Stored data
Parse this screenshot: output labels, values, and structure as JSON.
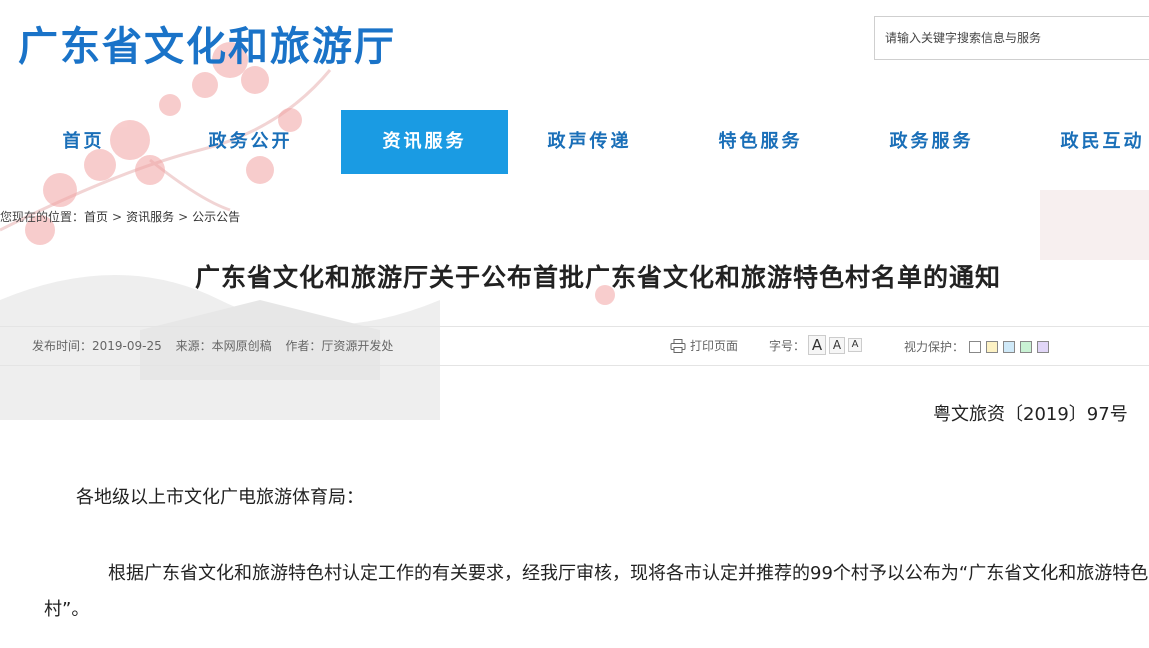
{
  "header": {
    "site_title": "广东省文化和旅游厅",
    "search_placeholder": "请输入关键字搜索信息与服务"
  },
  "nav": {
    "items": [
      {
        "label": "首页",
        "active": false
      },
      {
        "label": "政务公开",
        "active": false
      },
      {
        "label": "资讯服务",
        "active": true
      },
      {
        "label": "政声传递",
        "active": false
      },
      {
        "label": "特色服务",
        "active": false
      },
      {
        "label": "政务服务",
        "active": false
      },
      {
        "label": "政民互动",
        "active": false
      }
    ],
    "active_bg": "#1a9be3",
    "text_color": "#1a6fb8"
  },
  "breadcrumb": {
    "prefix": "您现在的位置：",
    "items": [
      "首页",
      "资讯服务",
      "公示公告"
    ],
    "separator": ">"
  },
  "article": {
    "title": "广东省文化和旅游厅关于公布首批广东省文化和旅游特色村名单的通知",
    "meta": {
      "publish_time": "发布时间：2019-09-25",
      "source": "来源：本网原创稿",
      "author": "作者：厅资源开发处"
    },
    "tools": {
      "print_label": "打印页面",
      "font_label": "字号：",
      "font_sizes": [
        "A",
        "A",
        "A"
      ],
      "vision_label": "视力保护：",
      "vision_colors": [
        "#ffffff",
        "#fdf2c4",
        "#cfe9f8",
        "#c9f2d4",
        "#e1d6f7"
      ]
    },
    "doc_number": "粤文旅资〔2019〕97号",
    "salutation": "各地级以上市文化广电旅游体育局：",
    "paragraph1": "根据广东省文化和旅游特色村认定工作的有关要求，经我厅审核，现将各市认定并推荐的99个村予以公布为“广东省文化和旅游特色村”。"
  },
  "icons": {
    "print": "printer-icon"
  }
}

**Short task**
Set each line of the records down exactly, leaving every picture out.

**The solution**
Parse this screenshot: output labels, values, and structure as JSON.
{
  "header": {
    "site_title": "广东省文化和旅游厅",
    "search_placeholder": "请输入关键字搜索信息与服务"
  },
  "nav": {
    "items": [
      {
        "label": "首页",
        "active": false
      },
      {
        "label": "政务公开",
        "active": false
      },
      {
        "label": "资讯服务",
        "active": true
      },
      {
        "label": "政声传递",
        "active": false
      },
      {
        "label": "特色服务",
        "active": false
      },
      {
        "label": "政务服务",
        "active": false
      },
      {
        "label": "政民互动",
        "active": false
      }
    ],
    "active_bg": "#1a9be3",
    "text_color": "#1a6fb8"
  },
  "breadcrumb": {
    "prefix": "您现在的位置：",
    "items": [
      "首页",
      "资讯服务",
      "公示公告"
    ],
    "separator": ">"
  },
  "article": {
    "title": "广东省文化和旅游厅关于公布首批广东省文化和旅游特色村名单的通知",
    "meta": {
      "publish_time": "发布时间：2019-09-25",
      "source": "来源：本网原创稿",
      "author": "作者：厅资源开发处"
    },
    "tools": {
      "print_label": "打印页面",
      "font_label": "字号：",
      "font_sizes": [
        "A",
        "A",
        "A"
      ],
      "vision_label": "视力保护：",
      "vision_colors": [
        "#ffffff",
        "#fdf2c4",
        "#cfe9f8",
        "#c9f2d4",
        "#e1d6f7"
      ]
    },
    "doc_number": "粤文旅资〔2019〕97号",
    "salutation": "各地级以上市文化广电旅游体育局：",
    "paragraph1": "根据广东省文化和旅游特色村认定工作的有关要求，经我厅审核，现将各市认定并推荐的99个村予以公布为“广东省文化和旅游特色村”。"
  },
  "icons": {
    "print": "printer-icon"
  }
}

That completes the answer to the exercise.